Written task:
Check each line of the records below and collect those holding "till".

Records to use:
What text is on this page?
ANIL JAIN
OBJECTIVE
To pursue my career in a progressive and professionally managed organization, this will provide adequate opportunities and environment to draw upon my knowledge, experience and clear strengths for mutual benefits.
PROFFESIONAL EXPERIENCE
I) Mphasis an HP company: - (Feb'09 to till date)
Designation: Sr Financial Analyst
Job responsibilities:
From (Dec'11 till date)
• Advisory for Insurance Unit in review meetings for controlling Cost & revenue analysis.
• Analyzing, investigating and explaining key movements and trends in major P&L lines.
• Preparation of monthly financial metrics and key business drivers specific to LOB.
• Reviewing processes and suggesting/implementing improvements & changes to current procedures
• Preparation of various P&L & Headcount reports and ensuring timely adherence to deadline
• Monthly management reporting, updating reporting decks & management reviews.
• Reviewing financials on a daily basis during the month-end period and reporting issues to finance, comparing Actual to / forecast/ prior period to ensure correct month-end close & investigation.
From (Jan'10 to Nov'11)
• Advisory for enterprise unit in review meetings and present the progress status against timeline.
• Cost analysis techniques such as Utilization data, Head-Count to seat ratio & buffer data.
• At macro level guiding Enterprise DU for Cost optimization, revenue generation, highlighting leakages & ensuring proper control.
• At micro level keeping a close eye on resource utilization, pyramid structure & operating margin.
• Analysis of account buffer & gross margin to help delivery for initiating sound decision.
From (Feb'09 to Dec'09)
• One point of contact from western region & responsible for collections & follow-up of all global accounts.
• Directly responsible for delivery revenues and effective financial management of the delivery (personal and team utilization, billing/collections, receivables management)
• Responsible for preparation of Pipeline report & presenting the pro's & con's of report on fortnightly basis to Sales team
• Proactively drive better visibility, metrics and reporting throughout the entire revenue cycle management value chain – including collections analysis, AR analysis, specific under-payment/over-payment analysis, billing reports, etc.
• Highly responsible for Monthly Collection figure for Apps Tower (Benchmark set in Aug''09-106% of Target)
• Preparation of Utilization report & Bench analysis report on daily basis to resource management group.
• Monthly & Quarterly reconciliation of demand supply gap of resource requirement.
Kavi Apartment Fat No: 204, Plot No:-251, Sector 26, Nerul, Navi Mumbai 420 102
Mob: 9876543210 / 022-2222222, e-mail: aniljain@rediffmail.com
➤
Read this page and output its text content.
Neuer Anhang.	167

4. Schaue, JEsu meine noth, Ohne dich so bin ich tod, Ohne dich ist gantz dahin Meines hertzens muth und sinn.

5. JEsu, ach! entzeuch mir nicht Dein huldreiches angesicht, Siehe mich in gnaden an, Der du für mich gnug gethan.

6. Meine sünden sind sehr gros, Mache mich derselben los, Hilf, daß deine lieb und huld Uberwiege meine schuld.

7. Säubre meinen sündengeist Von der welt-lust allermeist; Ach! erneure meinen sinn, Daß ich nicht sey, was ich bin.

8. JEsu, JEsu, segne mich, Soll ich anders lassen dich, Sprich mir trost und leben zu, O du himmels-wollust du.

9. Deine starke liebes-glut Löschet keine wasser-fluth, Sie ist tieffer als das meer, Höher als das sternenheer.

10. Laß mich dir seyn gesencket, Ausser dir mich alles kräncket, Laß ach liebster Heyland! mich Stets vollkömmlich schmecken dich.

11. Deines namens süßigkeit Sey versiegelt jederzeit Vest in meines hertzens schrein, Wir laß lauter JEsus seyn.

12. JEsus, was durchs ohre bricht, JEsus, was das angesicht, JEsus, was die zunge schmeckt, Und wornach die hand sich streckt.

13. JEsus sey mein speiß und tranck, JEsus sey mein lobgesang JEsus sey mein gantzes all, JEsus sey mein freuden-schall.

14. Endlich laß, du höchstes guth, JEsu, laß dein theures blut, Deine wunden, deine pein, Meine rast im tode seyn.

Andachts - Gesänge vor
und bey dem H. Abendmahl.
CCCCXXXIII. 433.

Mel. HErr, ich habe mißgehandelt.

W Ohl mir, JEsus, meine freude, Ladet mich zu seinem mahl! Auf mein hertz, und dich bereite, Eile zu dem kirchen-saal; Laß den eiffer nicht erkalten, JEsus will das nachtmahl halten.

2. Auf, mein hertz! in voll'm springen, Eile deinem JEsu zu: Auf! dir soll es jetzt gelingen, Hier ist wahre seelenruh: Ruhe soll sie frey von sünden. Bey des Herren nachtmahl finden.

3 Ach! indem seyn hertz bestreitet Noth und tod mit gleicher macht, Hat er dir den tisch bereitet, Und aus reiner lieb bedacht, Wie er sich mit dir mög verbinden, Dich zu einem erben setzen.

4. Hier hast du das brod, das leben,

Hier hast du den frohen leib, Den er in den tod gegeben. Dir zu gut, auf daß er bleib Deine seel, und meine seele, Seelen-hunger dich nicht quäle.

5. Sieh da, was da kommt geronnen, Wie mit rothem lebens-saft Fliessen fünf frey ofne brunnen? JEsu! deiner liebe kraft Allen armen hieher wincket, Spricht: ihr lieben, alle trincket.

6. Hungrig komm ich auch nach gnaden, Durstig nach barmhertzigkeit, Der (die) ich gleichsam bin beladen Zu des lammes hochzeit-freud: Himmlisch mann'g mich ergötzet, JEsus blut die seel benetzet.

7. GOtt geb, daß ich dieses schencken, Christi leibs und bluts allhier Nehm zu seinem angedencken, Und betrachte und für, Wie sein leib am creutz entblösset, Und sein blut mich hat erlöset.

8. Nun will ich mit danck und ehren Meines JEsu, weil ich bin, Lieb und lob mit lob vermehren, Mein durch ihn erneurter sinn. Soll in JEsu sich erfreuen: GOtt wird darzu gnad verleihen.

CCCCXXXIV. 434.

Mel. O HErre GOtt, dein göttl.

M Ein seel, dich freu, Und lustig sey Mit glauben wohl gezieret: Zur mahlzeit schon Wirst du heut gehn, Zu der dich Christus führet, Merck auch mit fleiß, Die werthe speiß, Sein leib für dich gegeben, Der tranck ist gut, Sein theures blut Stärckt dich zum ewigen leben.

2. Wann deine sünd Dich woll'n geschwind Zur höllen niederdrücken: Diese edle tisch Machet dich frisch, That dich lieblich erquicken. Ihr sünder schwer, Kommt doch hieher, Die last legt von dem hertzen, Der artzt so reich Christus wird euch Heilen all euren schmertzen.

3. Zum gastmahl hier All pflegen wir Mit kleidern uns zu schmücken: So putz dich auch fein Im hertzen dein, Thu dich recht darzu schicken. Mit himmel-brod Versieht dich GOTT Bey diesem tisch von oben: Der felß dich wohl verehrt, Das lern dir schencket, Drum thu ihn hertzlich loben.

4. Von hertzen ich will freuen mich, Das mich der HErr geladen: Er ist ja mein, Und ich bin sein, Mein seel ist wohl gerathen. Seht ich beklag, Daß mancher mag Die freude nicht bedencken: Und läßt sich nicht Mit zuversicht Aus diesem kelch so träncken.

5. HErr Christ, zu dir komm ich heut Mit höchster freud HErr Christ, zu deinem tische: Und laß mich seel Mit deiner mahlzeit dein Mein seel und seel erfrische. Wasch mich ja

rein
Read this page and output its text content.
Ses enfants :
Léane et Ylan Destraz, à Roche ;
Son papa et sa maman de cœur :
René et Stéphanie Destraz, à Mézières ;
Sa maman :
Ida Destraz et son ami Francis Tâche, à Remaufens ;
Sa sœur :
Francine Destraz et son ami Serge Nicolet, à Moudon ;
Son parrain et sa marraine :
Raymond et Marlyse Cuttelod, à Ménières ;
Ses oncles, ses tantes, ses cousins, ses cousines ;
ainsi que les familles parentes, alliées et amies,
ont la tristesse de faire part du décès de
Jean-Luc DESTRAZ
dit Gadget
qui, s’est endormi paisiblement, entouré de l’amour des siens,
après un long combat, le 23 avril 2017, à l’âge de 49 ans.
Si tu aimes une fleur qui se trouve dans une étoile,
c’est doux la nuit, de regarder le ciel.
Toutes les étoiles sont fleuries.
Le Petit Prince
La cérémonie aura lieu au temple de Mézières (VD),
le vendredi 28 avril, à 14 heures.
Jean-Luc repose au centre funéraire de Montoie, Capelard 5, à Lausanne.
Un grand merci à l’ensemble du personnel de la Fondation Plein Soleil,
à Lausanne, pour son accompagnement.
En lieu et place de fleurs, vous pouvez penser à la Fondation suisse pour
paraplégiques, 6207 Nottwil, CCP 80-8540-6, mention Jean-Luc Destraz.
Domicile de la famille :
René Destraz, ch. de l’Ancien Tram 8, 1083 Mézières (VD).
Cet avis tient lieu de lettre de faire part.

Solved exercise:
I) Mphasis an HP company: - (Feb'09 to till date)
From (Dec'11 till date)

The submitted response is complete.